-- DATA TO USE --
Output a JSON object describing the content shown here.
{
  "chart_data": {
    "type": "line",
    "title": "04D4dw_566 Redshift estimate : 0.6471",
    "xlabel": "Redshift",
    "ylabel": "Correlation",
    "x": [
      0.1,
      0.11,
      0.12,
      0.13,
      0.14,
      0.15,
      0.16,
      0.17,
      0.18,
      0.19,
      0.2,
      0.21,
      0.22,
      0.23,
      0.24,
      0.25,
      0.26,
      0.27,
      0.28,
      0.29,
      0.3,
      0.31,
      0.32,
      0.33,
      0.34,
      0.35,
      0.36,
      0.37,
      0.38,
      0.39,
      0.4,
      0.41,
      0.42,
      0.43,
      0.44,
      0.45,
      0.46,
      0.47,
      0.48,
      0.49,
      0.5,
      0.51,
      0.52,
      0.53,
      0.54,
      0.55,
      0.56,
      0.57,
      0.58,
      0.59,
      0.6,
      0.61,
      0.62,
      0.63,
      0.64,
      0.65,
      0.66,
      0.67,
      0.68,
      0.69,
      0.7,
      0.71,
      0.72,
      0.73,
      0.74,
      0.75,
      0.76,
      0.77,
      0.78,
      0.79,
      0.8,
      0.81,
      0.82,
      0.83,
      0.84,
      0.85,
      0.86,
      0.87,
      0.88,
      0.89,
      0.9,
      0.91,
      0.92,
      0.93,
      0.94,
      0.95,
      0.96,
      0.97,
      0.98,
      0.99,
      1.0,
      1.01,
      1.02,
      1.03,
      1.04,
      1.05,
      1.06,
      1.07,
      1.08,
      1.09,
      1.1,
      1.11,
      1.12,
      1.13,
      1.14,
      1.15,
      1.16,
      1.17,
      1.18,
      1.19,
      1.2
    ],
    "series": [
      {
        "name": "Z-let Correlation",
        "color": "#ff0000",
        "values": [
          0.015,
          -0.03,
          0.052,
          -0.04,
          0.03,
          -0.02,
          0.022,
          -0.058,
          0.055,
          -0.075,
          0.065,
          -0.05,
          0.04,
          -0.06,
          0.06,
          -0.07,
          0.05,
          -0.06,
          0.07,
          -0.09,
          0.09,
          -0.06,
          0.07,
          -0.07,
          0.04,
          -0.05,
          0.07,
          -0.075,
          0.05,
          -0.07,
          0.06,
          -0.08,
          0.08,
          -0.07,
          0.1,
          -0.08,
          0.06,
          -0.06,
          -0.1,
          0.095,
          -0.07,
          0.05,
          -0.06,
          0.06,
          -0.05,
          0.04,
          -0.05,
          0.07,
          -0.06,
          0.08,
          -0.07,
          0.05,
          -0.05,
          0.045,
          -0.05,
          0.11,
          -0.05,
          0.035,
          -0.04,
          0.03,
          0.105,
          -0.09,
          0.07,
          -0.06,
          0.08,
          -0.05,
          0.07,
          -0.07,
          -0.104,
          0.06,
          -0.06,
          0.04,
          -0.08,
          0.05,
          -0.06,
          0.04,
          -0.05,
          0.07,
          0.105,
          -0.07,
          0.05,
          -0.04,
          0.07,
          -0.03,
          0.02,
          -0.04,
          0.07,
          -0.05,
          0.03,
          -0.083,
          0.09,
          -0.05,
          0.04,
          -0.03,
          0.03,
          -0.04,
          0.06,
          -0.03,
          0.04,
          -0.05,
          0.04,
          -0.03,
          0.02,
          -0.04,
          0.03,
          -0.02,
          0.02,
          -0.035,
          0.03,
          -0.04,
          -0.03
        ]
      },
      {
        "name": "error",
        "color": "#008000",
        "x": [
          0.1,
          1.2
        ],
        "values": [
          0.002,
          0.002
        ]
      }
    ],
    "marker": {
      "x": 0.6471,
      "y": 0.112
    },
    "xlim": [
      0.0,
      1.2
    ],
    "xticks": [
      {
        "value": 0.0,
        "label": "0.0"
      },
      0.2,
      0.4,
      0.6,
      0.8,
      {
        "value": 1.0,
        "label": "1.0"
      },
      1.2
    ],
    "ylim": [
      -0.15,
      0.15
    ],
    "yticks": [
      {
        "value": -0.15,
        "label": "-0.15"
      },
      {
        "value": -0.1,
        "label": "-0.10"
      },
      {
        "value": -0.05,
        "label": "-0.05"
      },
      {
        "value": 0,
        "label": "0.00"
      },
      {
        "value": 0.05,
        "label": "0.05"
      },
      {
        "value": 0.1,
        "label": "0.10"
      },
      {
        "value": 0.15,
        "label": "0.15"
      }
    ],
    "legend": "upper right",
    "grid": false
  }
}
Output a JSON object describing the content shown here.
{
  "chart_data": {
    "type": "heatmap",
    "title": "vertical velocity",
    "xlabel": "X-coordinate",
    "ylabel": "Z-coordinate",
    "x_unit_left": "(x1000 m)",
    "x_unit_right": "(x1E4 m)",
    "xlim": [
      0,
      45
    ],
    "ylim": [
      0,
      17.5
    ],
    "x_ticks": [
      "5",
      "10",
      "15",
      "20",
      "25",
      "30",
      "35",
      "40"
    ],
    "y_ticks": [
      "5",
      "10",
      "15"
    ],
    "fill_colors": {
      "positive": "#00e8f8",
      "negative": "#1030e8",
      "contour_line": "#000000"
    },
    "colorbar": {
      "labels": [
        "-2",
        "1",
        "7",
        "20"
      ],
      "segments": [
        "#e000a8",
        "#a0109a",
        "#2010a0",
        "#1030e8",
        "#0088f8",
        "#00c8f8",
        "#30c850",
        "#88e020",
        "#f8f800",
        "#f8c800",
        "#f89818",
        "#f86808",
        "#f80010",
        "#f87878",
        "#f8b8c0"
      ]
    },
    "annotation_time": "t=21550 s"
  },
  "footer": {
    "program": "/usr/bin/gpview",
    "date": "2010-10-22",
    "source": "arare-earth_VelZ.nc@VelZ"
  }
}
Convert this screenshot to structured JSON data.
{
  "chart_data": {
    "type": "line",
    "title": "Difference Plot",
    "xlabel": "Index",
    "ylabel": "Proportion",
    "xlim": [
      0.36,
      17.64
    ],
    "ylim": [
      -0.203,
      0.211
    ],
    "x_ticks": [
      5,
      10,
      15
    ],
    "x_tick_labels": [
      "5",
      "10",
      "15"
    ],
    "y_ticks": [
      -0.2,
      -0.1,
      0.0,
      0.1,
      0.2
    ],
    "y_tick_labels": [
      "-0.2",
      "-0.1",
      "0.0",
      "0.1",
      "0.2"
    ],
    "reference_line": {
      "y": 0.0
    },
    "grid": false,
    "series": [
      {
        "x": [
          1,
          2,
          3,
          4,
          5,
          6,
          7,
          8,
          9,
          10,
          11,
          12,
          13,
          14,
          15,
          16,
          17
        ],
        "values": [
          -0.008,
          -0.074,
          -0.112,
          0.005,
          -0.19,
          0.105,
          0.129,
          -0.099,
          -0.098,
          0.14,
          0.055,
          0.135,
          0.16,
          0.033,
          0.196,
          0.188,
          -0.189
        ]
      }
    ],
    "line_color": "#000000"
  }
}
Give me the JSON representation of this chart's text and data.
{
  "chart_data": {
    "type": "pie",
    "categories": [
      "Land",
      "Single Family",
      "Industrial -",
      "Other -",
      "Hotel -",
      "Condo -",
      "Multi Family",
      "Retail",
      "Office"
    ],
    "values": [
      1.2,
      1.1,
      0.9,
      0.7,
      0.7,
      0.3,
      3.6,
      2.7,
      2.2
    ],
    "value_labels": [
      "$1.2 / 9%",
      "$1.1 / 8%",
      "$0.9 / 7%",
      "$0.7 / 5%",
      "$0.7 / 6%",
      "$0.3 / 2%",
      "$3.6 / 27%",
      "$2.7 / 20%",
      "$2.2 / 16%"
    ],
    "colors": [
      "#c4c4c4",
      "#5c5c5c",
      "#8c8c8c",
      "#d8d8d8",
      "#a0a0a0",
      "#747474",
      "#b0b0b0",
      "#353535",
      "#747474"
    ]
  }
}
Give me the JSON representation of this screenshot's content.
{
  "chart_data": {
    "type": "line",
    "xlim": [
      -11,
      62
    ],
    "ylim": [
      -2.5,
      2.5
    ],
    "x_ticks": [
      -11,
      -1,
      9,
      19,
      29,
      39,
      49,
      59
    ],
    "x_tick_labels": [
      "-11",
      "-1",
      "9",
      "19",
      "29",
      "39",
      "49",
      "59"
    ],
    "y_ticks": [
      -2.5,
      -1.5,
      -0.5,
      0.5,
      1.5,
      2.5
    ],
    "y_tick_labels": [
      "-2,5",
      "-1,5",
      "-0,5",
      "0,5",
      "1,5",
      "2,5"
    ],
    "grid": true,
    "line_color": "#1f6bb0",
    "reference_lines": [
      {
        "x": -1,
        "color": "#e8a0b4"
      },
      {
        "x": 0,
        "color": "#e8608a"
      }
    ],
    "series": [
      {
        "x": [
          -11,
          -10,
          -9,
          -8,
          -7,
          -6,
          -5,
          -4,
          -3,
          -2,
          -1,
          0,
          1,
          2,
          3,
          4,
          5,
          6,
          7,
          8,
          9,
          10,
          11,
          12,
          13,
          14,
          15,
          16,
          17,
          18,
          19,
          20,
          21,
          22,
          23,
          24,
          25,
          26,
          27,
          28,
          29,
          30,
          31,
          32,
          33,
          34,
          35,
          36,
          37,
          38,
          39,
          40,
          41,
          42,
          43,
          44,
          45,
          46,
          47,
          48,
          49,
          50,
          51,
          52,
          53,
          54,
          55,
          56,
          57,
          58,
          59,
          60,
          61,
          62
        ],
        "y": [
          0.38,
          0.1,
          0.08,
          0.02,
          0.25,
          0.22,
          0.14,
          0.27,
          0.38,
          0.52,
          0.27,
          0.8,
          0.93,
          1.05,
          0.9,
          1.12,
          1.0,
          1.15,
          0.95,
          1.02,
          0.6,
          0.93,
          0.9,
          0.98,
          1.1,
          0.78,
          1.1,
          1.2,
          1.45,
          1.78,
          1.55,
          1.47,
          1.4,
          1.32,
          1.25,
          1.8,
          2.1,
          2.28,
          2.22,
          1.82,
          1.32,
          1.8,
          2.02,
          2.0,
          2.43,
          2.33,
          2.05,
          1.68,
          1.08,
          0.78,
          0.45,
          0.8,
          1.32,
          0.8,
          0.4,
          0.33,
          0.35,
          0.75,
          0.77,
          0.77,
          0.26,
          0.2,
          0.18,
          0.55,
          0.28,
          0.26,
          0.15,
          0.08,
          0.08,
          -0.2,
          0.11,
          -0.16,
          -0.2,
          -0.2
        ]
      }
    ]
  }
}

-- DIRECTIONS --
Copy each line of the entries that includes the word "representation".

-- REPLY --
Give me the JSON representation of this chart's text and data.
Give me the JSON representation of this screenshot's content.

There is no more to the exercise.